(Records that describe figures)
————————

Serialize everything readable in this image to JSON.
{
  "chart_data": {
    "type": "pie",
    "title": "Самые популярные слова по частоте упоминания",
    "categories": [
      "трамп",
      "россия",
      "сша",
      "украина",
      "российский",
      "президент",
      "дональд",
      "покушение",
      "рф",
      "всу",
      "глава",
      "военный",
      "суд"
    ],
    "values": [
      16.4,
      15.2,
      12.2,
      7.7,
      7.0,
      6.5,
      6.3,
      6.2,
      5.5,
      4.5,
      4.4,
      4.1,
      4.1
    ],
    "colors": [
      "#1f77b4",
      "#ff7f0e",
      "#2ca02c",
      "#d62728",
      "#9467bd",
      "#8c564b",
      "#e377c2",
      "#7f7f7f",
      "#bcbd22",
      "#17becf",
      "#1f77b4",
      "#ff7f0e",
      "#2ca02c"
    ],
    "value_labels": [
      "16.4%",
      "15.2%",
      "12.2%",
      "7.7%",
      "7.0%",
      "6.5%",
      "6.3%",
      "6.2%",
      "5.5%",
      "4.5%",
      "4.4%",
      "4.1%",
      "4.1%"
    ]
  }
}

————————

*WORK INSTRUCTIONS*: Reproduce each entry above exactly, keeping every word.

*SOLUTION TO THE EXERCISE*:
Serialize everything readable in this image to JSON.
{
  "chart_data": {
    "type": "pie",
    "title": "Самые популярные слова по частоте упоминания",
    "categories": [
      "трамп",
      "россия",
      "сша",
      "украина",
      "российский",
      "президент",
      "дональд",
      "покушение",
      "рф",
      "всу",
      "глава",
      "военный",
      "суд"
    ],
    "values": [
      16.4,
      15.2,
      12.2,
      7.7,
      7.0,
      6.5,
      6.3,
      6.2,
      5.5,
      4.5,
      4.4,
      4.1,
      4.1
    ],
    "colors": [
      "#1f77b4",
      "#ff7f0e",
      "#2ca02c",
      "#d62728",
      "#9467bd",
      "#8c564b",
      "#e377c2",
      "#7f7f7f",
      "#bcbd22",
      "#17becf",
      "#1f77b4",
      "#ff7f0e",
      "#2ca02c"
    ],
    "value_labels": [
      "16.4%",
      "15.2%",
      "12.2%",
      "7.7%",
      "7.0%",
      "6.5%",
      "6.3%",
      "6.2%",
      "5.5%",
      "4.5%",
      "4.4%",
      "4.1%",
      "4.1%"
    ]
  }
}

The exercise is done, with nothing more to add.